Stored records
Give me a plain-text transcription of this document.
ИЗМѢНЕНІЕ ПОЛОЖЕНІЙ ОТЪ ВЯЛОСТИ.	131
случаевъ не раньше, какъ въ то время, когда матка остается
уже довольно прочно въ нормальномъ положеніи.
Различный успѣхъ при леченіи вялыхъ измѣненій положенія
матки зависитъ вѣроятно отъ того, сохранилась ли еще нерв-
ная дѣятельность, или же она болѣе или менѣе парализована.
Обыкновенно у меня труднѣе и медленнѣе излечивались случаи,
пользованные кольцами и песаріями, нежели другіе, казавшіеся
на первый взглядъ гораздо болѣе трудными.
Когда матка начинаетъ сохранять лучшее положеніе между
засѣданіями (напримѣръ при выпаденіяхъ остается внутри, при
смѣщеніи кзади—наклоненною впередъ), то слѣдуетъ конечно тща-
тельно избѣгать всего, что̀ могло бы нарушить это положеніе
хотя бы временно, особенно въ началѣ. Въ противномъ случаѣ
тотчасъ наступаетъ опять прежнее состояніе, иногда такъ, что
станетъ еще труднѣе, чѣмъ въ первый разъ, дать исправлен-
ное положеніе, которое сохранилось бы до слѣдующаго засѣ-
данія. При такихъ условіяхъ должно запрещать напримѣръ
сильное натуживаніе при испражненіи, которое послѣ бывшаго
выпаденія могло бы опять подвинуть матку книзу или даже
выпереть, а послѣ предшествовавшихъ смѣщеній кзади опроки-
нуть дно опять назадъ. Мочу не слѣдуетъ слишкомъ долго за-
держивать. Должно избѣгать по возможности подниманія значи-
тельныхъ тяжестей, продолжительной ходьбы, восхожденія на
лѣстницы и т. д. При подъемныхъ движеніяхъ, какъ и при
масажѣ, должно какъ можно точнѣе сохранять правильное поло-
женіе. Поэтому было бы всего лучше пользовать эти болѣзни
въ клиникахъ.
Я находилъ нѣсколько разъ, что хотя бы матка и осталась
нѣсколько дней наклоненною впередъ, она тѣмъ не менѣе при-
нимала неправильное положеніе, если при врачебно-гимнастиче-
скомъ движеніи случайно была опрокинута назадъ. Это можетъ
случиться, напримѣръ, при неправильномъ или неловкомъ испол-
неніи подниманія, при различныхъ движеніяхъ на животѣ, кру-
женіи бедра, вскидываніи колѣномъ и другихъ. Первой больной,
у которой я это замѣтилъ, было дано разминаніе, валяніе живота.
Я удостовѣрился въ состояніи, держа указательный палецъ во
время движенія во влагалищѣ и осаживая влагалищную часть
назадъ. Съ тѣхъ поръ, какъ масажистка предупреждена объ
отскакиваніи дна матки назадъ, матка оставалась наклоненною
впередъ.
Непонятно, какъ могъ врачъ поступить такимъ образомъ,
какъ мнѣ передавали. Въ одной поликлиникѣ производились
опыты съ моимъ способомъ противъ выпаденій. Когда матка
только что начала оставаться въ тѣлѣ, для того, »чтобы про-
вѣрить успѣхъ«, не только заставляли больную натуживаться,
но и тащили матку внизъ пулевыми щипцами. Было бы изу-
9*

### Problem requirements
Pick out each line above that includes "положеніе" and show it.

### Full response
Когда матка начинаетъ сохранять лучшее положеніе между
тельно избѣгать всего, что̀ могло бы нарушить это положеніе
ное положеніе, которое сохранилось бы до слѣдующаго засѣ-
нимала неправильное положеніе, если при врачебно-гимнастиче-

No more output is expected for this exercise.